## TASK TO COMPLETE:
Every record should be repeated exactly, except that pictures are left out.

Recorded data
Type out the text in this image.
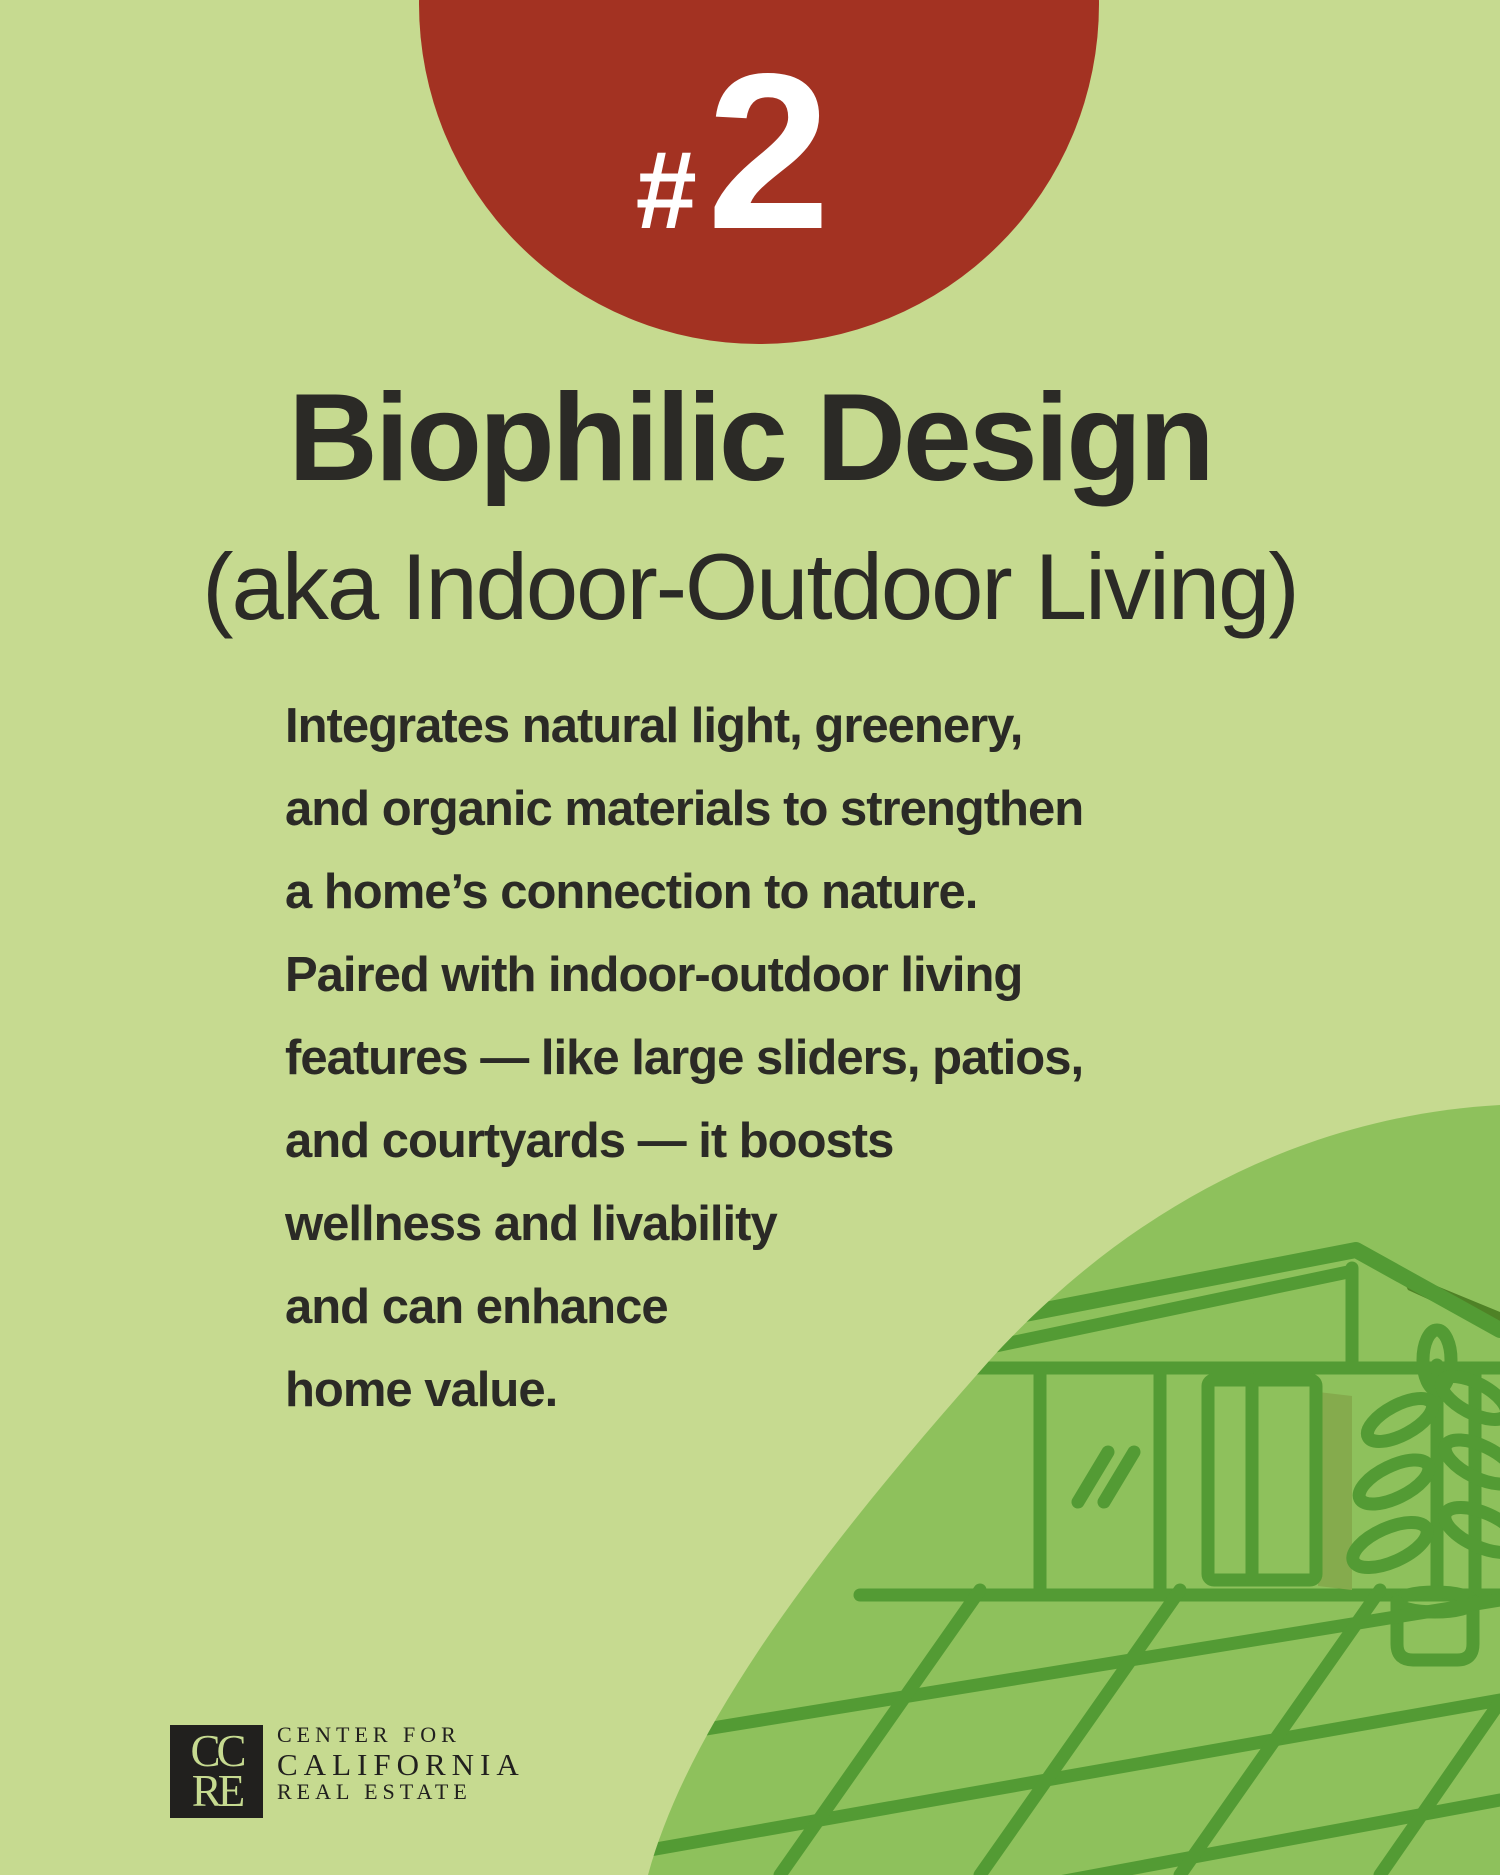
#2
Biophilic Design
(aka Indoor-Outdoor Living)

Integrates natural light, greenery,

and organic materials to strengthen

a home’s connection to nature.

Paired with indoor-outdoor living

features — like large sliders, patios,

and courtyards — it boosts

wellness and livability

and can enhance

home value.

CC
RE
CENTER FOR
CALIFORNIA
REAL ESTATE
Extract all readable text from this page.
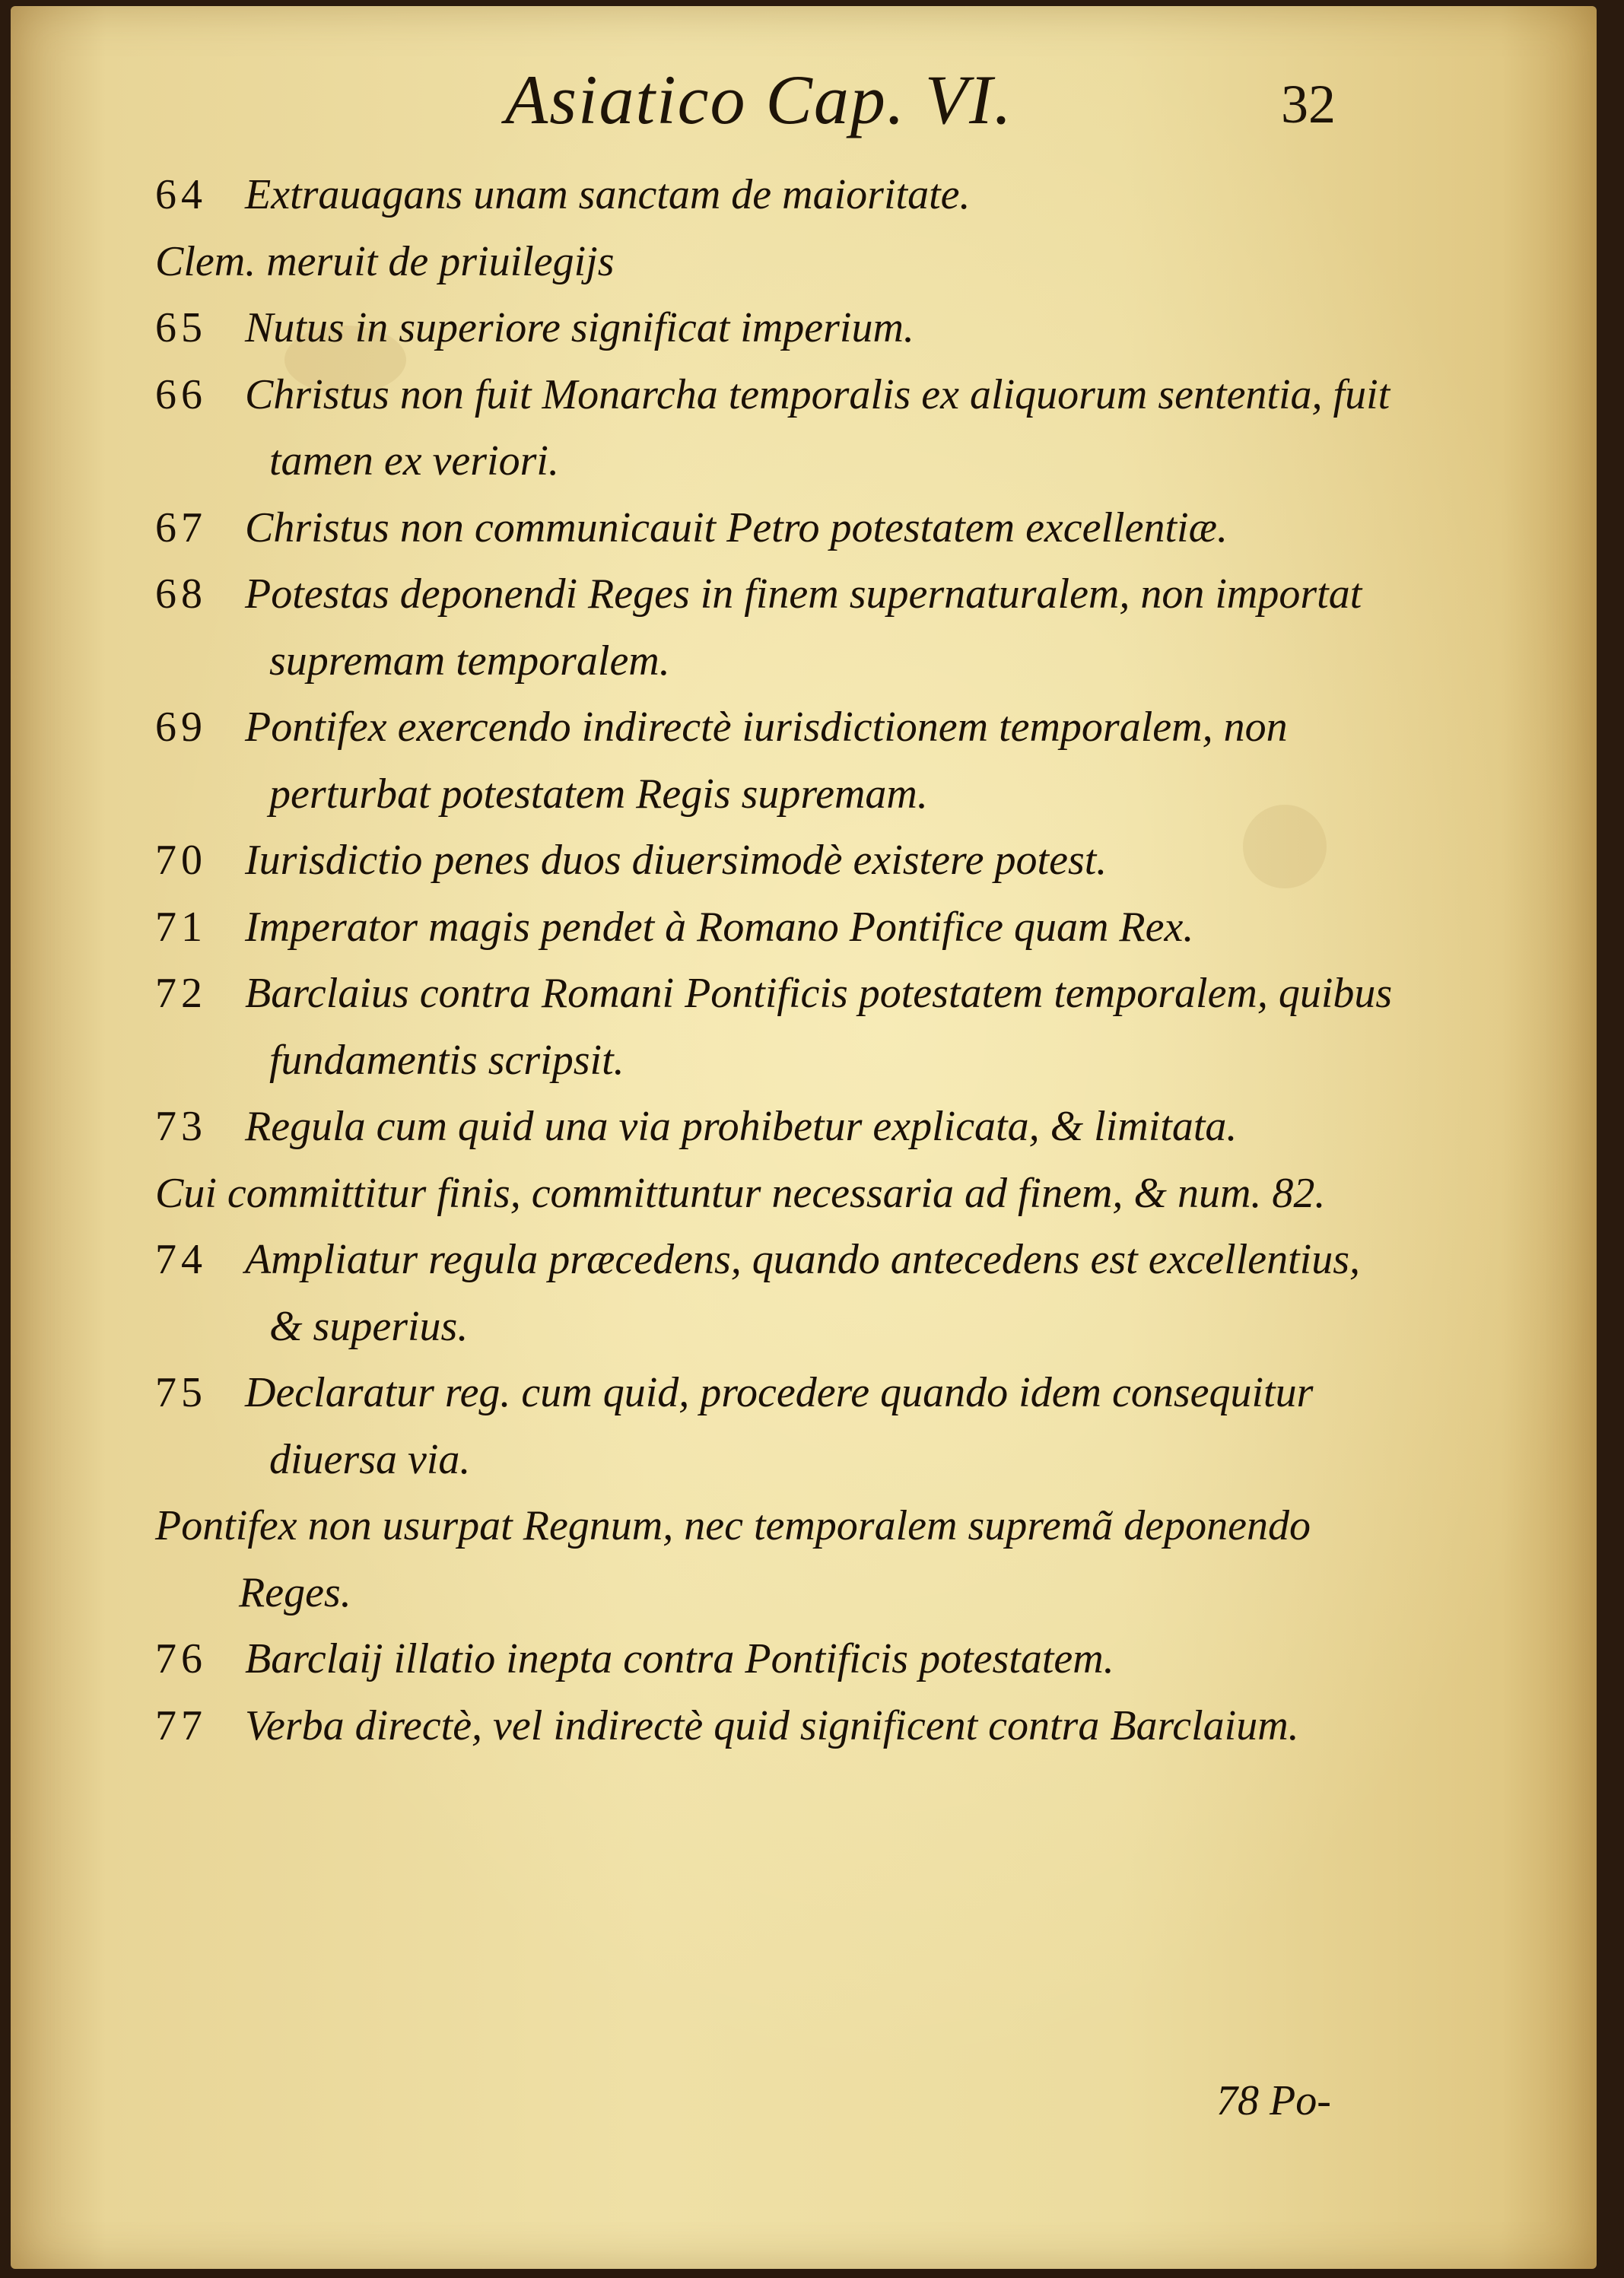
Asiatico Cap. VI.	32

64 Extrauagans unam sanctam de maioritate.

Clem. meruit de priuilegijs

65 Nutus in superiore significat imperium.

66 Christus non fuit Monarcha temporalis ex aliquorum sententia, fuit tamen ex veriori.

67 Christus non communicauit Petro potestatem excellentiæ.

68 Potestas deponendi Reges in finem supernaturalem, non importat supremam temporalem.

69 Pontifex exercendo indirectè iurisdictionem temporalem, non perturbat potestatem Regis supremam.

70 Iurisdictio penes duos diuersimodè existere potest.

71 Imperator magis pendet à Romano Pontifice quam Rex.

72 Barclaius contra Romani Pontificis potestatem temporalem, quibus fundamentis scripsit.

73 Regula cum quid una via prohibetur explicata, & limitata.

Cui committitur finis, committuntur necessaria ad finem, & num. 82.

74 Ampliatur regula præcedens, quando antecedens est excellentius, & superius.

75 Declaratur reg. cum quid, procedere quando idem consequitur diuersa via.

Pontifex non usurpat Regnum, nec temporalem supremã deponendo Reges.

76 Barclaij illatio inepta contra Pontificis potestatem.

77 Verba directè, vel indirectè quid significent contra Barclaium.

78 Po-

## RESULT FOR THIS EXERCISE:
Type out the text in this image.
#2
Biophilic Design
(aka Indoor-Outdoor Living)

Integrates natural light, greenery,

and organic materials to strengthen

a home’s connection to nature.

Paired with indoor-outdoor living

features — like large sliders, patios,

and courtyards — it boosts

wellness and livability

and can enhance

home value.

CC
RE
CENTER FOR
CALIFORNIA
REAL ESTATE
Extract all readable text from this page.
Asiatico Cap. VI.	32

64 Extrauagans unam sanctam de maioritate.

Clem. meruit de priuilegijs

65 Nutus in superiore significat imperium.

66 Christus non fuit Monarcha temporalis ex aliquorum sententia, fuit tamen ex veriori.

67 Christus non communicauit Petro potestatem excellentiæ.

68 Potestas deponendi Reges in finem supernaturalem, non importat supremam temporalem.

69 Pontifex exercendo indirectè iurisdictionem temporalem, non perturbat potestatem Regis supremam.

70 Iurisdictio penes duos diuersimodè existere potest.

71 Imperator magis pendet à Romano Pontifice quam Rex.

72 Barclaius contra Romani Pontificis potestatem temporalem, quibus fundamentis scripsit.

73 Regula cum quid una via prohibetur explicata, & limitata.

Cui committitur finis, committuntur necessaria ad finem, & num. 82.

74 Ampliatur regula præcedens, quando antecedens est excellentius, & superius.

75 Declaratur reg. cum quid, procedere quando idem consequitur diuersa via.

Pontifex non usurpat Regnum, nec temporalem supremã deponendo Reges.

76 Barclaij illatio inepta contra Pontificis potestatem.

77 Verba directè, vel indirectè quid significent contra Barclaium.

78 Po-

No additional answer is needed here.